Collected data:
Start of Block
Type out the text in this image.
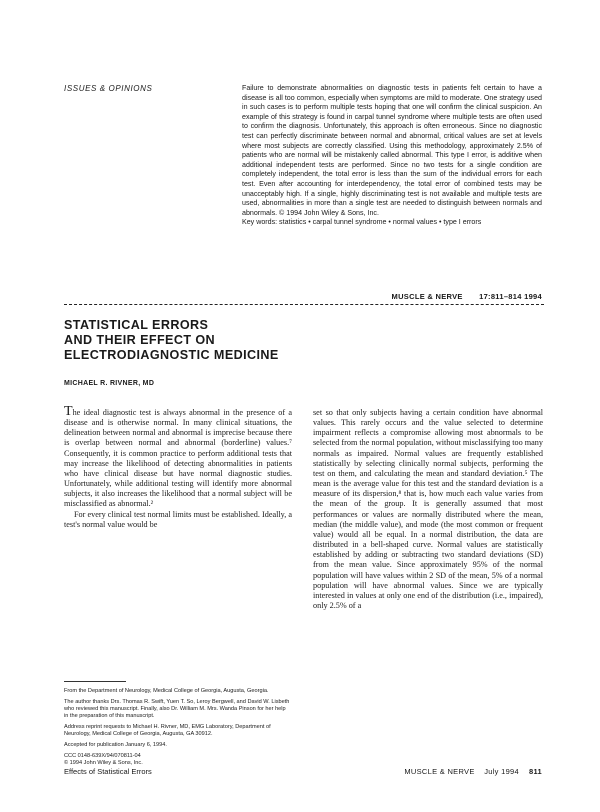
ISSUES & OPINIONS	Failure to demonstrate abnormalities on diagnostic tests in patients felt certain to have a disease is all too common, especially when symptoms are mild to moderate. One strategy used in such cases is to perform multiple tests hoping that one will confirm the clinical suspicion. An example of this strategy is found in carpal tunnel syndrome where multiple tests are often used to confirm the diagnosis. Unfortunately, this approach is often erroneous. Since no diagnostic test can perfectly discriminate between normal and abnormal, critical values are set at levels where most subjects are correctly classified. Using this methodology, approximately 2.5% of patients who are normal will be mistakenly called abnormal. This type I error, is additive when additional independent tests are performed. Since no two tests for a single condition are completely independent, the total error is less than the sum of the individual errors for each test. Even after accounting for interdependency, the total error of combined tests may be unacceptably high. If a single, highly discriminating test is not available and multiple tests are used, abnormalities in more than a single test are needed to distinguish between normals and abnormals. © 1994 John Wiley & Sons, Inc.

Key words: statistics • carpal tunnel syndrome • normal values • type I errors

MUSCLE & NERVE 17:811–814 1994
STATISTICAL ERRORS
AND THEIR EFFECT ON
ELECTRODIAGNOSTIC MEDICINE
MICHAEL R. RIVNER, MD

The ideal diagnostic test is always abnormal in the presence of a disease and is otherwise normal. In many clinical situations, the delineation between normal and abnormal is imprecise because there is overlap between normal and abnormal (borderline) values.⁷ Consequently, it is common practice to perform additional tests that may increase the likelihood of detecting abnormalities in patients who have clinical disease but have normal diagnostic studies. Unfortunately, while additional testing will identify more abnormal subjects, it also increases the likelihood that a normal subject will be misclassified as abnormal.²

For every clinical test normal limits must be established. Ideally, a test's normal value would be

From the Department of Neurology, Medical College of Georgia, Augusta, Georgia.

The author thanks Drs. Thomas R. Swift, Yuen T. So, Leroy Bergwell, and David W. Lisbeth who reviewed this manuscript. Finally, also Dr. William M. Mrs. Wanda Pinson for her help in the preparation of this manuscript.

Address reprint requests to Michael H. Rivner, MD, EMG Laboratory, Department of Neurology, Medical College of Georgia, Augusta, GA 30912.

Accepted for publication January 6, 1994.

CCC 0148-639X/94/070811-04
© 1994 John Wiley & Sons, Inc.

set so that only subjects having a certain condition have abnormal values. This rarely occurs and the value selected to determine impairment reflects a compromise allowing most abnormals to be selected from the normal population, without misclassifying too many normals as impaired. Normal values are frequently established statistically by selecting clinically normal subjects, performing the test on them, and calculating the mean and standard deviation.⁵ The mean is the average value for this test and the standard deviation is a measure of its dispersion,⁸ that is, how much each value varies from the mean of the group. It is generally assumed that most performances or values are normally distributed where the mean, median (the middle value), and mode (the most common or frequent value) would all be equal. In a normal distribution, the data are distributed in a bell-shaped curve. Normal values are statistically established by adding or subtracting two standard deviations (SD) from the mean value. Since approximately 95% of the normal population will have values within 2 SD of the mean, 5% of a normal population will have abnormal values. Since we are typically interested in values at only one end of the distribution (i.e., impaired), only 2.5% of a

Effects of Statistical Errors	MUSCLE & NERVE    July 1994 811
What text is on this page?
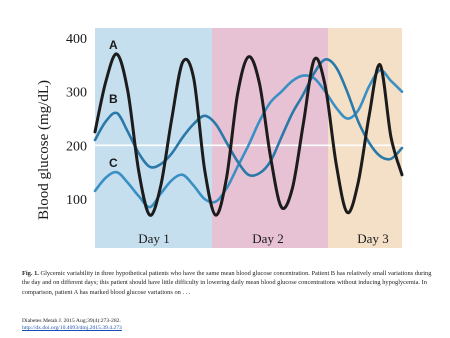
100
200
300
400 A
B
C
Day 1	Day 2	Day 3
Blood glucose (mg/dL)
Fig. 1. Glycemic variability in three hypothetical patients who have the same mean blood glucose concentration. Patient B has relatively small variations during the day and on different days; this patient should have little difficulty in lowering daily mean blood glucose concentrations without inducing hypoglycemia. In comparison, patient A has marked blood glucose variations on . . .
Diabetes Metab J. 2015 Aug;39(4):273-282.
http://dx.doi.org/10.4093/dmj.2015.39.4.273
End of Block
Start of Block
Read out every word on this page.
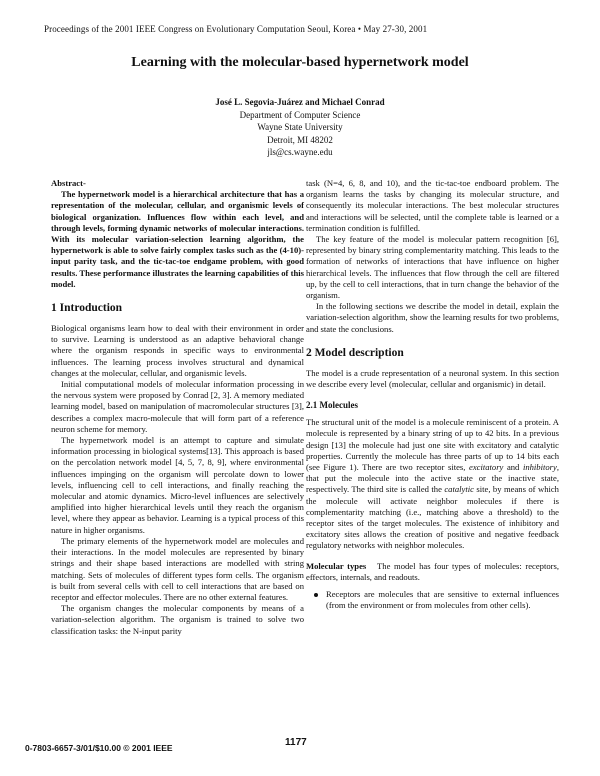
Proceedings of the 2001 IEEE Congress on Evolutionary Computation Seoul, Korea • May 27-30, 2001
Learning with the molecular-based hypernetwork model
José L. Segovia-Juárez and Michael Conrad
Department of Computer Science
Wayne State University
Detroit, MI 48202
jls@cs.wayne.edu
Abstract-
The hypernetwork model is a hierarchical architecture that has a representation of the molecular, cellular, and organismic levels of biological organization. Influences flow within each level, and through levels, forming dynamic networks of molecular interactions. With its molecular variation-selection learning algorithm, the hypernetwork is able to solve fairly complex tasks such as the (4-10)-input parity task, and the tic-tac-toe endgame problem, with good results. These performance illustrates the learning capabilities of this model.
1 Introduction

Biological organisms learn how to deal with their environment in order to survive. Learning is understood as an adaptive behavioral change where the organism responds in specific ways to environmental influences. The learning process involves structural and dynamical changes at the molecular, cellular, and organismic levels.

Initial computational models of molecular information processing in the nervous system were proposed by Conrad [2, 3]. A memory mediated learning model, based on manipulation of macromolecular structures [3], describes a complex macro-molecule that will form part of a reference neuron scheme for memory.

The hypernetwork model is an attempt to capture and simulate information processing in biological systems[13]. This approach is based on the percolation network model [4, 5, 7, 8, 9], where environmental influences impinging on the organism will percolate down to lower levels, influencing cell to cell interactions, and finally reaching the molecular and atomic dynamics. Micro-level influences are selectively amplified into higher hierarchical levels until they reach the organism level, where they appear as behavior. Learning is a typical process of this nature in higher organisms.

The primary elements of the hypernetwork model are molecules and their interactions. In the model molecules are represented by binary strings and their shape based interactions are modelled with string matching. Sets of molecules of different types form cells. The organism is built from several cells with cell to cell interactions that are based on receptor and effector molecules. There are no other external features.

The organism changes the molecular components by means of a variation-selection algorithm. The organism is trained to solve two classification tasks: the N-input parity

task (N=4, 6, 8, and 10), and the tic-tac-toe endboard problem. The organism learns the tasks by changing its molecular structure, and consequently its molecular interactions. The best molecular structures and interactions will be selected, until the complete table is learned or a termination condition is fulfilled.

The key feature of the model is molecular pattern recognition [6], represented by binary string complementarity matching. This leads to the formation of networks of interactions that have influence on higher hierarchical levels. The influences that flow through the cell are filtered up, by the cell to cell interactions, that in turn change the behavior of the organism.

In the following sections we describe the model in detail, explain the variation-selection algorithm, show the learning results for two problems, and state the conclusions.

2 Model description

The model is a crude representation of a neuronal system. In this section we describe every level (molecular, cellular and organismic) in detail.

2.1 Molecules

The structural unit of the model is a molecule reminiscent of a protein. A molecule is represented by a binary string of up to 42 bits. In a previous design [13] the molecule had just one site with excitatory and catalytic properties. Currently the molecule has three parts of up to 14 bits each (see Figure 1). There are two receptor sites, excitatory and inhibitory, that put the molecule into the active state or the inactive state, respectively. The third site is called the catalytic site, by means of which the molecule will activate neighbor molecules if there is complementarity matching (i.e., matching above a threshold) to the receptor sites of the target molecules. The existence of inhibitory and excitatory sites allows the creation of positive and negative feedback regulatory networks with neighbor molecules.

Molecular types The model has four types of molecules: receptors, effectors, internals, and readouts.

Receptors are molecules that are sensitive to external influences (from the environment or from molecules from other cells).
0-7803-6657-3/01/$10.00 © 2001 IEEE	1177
End of Block
* _REQUIRED WORK_
Tally the lines in the records containing the string "types"; output only the tally.

* _EXERCISE RESULT_
2